**Problem details**
Below are the entries; output exactly the lines from the one containing "Output the text content of this document." through the final line, inclusive.

**Excerpted data**
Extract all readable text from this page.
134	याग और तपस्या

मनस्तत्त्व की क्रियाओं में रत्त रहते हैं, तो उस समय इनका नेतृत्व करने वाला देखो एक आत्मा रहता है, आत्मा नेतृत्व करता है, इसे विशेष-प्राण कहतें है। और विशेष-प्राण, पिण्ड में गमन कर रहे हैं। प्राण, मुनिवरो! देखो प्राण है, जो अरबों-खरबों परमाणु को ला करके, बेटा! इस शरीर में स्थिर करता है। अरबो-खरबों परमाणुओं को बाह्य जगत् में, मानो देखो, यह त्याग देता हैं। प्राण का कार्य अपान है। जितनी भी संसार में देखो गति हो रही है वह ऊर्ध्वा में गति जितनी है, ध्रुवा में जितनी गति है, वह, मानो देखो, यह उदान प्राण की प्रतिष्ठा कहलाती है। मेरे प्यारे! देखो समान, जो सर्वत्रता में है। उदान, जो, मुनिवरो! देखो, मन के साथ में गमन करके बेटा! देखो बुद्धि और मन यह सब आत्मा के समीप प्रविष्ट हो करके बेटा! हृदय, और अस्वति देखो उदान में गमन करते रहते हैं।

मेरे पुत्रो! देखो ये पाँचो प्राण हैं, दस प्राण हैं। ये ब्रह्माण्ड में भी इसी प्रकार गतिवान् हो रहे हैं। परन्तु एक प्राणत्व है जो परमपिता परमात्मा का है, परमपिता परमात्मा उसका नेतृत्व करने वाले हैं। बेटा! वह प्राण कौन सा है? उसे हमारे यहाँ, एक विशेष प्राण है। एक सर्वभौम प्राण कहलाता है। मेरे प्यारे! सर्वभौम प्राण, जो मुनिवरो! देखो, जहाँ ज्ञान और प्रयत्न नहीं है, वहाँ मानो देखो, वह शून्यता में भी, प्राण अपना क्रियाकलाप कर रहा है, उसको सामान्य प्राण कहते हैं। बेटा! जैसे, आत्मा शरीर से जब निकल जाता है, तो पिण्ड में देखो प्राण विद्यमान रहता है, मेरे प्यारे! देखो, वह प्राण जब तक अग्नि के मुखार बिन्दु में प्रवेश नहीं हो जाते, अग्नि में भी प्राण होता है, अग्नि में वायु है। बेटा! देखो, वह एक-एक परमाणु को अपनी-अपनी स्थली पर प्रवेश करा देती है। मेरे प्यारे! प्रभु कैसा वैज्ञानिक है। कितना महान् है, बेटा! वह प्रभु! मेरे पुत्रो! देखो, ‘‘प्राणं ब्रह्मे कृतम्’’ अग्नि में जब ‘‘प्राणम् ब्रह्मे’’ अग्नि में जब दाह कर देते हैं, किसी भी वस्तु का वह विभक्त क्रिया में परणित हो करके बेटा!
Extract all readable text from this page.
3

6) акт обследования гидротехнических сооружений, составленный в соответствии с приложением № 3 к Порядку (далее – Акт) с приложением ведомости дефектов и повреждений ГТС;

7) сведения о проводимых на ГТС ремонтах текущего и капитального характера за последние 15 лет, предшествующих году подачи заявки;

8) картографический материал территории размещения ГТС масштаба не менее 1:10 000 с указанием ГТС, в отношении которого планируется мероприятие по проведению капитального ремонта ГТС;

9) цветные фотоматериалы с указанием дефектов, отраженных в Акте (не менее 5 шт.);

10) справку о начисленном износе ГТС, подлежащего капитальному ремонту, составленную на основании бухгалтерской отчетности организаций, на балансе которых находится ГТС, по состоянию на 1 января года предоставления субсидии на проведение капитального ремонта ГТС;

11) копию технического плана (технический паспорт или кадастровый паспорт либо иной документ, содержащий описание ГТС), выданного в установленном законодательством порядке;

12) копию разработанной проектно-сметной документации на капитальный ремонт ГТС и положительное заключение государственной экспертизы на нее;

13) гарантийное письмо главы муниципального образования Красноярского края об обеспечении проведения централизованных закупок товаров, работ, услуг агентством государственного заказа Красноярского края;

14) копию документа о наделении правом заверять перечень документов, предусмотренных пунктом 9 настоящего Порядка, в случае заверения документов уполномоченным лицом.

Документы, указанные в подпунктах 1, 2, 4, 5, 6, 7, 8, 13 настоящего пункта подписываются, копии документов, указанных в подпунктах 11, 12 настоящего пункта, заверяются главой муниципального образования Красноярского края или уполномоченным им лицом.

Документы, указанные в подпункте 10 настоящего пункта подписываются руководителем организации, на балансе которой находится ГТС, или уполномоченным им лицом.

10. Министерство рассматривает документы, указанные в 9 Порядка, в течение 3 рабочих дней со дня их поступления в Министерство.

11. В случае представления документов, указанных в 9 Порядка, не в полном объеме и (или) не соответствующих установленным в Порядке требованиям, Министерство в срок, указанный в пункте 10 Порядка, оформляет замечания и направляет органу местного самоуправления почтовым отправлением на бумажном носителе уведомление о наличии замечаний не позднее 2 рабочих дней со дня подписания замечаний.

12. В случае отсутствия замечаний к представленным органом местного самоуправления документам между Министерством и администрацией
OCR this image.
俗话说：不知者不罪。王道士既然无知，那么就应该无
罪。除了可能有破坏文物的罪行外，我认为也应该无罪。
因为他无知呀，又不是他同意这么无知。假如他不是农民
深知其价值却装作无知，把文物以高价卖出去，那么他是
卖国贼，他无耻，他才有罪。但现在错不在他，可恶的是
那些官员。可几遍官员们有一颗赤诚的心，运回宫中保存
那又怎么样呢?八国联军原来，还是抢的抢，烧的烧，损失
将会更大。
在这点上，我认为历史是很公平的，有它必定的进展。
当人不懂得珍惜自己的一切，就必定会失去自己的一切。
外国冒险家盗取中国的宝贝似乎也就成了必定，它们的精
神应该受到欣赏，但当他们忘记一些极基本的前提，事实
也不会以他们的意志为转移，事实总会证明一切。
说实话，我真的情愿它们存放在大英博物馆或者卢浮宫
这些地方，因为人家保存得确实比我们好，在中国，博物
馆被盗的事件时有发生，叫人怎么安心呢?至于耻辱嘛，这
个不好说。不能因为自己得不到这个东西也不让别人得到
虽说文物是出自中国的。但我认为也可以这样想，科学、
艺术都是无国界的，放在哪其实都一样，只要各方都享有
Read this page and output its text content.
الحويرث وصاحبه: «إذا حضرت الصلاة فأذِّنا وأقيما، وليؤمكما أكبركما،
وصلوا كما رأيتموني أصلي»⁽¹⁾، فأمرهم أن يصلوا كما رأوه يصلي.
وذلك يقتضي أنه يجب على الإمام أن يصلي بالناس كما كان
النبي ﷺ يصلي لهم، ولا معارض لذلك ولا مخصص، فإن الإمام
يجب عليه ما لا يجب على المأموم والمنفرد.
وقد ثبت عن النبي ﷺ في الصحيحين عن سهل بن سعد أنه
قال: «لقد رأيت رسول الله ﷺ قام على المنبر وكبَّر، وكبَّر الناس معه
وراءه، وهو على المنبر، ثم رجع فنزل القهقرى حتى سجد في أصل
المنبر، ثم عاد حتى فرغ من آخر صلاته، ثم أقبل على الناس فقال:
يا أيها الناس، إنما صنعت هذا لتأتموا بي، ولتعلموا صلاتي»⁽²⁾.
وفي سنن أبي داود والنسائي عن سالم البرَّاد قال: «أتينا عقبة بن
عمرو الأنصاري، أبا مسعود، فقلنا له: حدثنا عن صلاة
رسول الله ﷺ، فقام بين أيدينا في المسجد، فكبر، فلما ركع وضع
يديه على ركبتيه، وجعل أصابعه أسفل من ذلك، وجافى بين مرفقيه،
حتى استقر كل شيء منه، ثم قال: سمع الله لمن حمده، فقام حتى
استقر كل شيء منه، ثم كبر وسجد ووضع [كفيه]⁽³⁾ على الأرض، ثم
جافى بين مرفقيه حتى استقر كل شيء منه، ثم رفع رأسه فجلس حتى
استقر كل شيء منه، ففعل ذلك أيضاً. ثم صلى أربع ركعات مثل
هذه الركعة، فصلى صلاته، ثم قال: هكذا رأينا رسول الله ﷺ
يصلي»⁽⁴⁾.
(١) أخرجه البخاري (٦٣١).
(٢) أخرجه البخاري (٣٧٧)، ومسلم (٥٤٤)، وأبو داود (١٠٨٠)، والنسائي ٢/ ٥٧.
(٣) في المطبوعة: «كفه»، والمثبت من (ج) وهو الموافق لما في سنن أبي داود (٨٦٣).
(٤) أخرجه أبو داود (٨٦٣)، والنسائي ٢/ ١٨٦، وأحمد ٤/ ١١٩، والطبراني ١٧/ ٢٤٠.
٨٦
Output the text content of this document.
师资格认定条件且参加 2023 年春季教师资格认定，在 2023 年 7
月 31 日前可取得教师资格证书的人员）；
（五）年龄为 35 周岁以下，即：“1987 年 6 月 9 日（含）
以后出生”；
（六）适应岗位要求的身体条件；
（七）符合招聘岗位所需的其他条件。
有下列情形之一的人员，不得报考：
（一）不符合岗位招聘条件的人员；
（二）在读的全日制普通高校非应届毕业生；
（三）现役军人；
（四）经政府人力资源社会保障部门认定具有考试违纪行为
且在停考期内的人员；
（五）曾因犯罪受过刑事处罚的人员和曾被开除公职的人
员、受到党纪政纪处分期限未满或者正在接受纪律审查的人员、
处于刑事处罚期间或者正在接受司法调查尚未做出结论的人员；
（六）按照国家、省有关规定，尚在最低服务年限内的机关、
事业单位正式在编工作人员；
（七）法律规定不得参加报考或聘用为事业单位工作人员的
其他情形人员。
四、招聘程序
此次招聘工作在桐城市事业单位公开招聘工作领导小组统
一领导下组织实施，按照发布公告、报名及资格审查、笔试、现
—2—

**Task result**
Output the text content of this document.
师资格认定条件且参加 2023 年春季教师资格认定，在 2023 年 7
月 31 日前可取得教师资格证书的人员）；
（五）年龄为 35 周岁以下，即：“1987 年 6 月 9 日（含）
以后出生”；
（六）适应岗位要求的身体条件；
（七）符合招聘岗位所需的其他条件。
有下列情形之一的人员，不得报考：
（一）不符合岗位招聘条件的人员；
（二）在读的全日制普通高校非应届毕业生；
（三）现役军人；
（四）经政府人力资源社会保障部门认定具有考试违纪行为
且在停考期内的人员；
（五）曾因犯罪受过刑事处罚的人员和曾被开除公职的人
员、受到党纪政纪处分期限未满或者正在接受纪律审查的人员、
处于刑事处罚期间或者正在接受司法调查尚未做出结论的人员；
（六）按照国家、省有关规定，尚在最低服务年限内的机关、
事业单位正式在编工作人员；
（七）法律规定不得参加报考或聘用为事业单位工作人员的
其他情形人员。
四、招聘程序
此次招聘工作在桐城市事业单位公开招聘工作领导小组统
一领导下组织实施，按照发布公告、报名及资格审查、笔试、现
—2—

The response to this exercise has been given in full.